* _Task a_: Name every person mentioned in the passage about the film Moon Over Hellesta.

* _Passage_:
----

Moon Over Hellesta or Clouds Over Hellesta (Swedish: Moln över Hellesta) is a 1956 Swedish thriller film directed by Rolf Husberg and starring Anita Björk, Birger Malmsten and Doris Svedlund. It is an adaptation of the 1954 novel Clouds Over Hellesta by Margit Söderholm.

It was shot at the Centrumateljéerna Studios in Stockholm. The film's sets were designed by the art director Nils Nilsson. Location shooting took place at the Danbyholm manor house near Katrineholm.

Synopsis
A newly-engaged young woman travels to her future husband's country estate Hallesta, but becomes concerned about the manner in which his previous wife died.

----

* _Task b_: Gather each line of the listing below that contains the string "Text", treating uppercase and lowercase as different.

* _Data entries_:
----

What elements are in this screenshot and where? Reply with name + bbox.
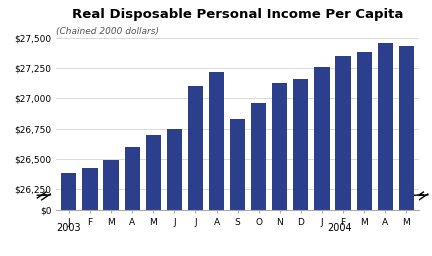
Bar [209, 0, 224, 210]
Text: 2004: 2004 [327, 223, 352, 233]
Bar [399, 46, 414, 256]
Bar [146, 135, 161, 256]
Bar [314, 0, 330, 210]
Bar [356, 52, 372, 256]
Bar [61, 0, 76, 210]
Bar [83, 0, 98, 210]
Bar [167, 0, 182, 210]
Bar [251, 0, 266, 210]
Bar [314, 67, 330, 256]
Bar [61, 173, 76, 256]
Bar [167, 129, 182, 256]
Bar [336, 56, 351, 256]
Text: 2003: 2003 [56, 223, 81, 233]
Text: (Chained 2000 dollars): (Chained 2000 dollars) [56, 27, 159, 36]
Bar [293, 0, 308, 210]
Bar [83, 168, 98, 256]
Bar [103, 0, 119, 210]
Bar [272, 0, 287, 210]
Bar [188, 0, 203, 210]
Bar [146, 0, 161, 210]
Bar [293, 79, 308, 256]
Bar [399, 0, 414, 210]
Bar [272, 83, 287, 256]
Bar [124, 0, 140, 210]
Bar [188, 86, 203, 256]
Bar [336, 0, 351, 210]
Bar [103, 160, 119, 256]
Bar [209, 72, 224, 256]
Bar [230, 119, 245, 256]
Bar [378, 0, 393, 210]
Bar [251, 103, 266, 256]
Bar [230, 0, 245, 210]
Text: Real Disposable Personal Income Per Capita: Real Disposable Personal Income Per Capi… [72, 8, 403, 21]
Bar [356, 0, 372, 210]
Bar [378, 43, 393, 256]
Bar [124, 147, 140, 256]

----

* _Final result a_: Rolf Husberg, Anita Björk, Birger Malmsten, Doris Svedlund, Margit Söderholm, Nils Nilsson

* _Final result b_:
Text: 2004: 2004 [327, 223, 352, 233]
Text: 2003: 2003 [56, 223, 81, 233]
Text: (Chained 2000 dollars): (Chained 2000 dollars) [56, 27, 159, 36]
Text: Real Disposable Personal Income Per Capita: Real Disposable Personal Income Per Capi… [72, 8, 403, 21]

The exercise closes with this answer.